## The request
From the records below, copy every line that contains the word "image".

## Stored data

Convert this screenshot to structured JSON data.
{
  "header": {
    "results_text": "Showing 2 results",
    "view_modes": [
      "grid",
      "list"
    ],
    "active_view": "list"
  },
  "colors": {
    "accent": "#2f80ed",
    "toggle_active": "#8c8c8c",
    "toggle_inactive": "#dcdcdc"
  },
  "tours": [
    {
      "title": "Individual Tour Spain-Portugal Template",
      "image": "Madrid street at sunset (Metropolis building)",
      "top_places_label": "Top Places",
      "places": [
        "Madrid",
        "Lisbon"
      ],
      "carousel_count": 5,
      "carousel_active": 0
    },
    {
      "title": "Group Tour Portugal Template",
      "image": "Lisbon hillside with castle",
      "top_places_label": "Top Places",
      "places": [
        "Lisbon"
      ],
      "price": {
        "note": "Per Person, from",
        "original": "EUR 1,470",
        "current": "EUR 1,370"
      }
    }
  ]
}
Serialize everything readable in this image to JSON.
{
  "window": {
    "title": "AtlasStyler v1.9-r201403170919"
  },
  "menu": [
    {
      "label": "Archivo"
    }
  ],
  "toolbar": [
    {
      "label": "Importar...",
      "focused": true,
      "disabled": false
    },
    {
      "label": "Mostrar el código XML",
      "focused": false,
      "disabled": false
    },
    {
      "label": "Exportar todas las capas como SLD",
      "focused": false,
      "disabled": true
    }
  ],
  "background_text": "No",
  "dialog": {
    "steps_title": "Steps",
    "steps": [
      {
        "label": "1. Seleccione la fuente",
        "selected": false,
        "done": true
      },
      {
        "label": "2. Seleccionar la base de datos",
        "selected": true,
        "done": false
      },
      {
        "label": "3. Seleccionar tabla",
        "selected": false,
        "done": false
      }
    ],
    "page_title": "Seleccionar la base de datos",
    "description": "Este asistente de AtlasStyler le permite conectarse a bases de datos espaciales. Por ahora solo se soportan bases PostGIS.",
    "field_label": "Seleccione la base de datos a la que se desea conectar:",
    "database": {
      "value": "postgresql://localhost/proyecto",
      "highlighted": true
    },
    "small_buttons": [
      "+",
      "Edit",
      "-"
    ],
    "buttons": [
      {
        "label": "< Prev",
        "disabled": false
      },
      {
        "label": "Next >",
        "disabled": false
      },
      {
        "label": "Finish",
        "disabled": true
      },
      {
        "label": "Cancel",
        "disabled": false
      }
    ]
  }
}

## Full solution
      "image": "Madrid street at sunset (Metropolis building)",
      "image": "Lisbon hillside with castle",
Serialize everything readable in this image to JSON.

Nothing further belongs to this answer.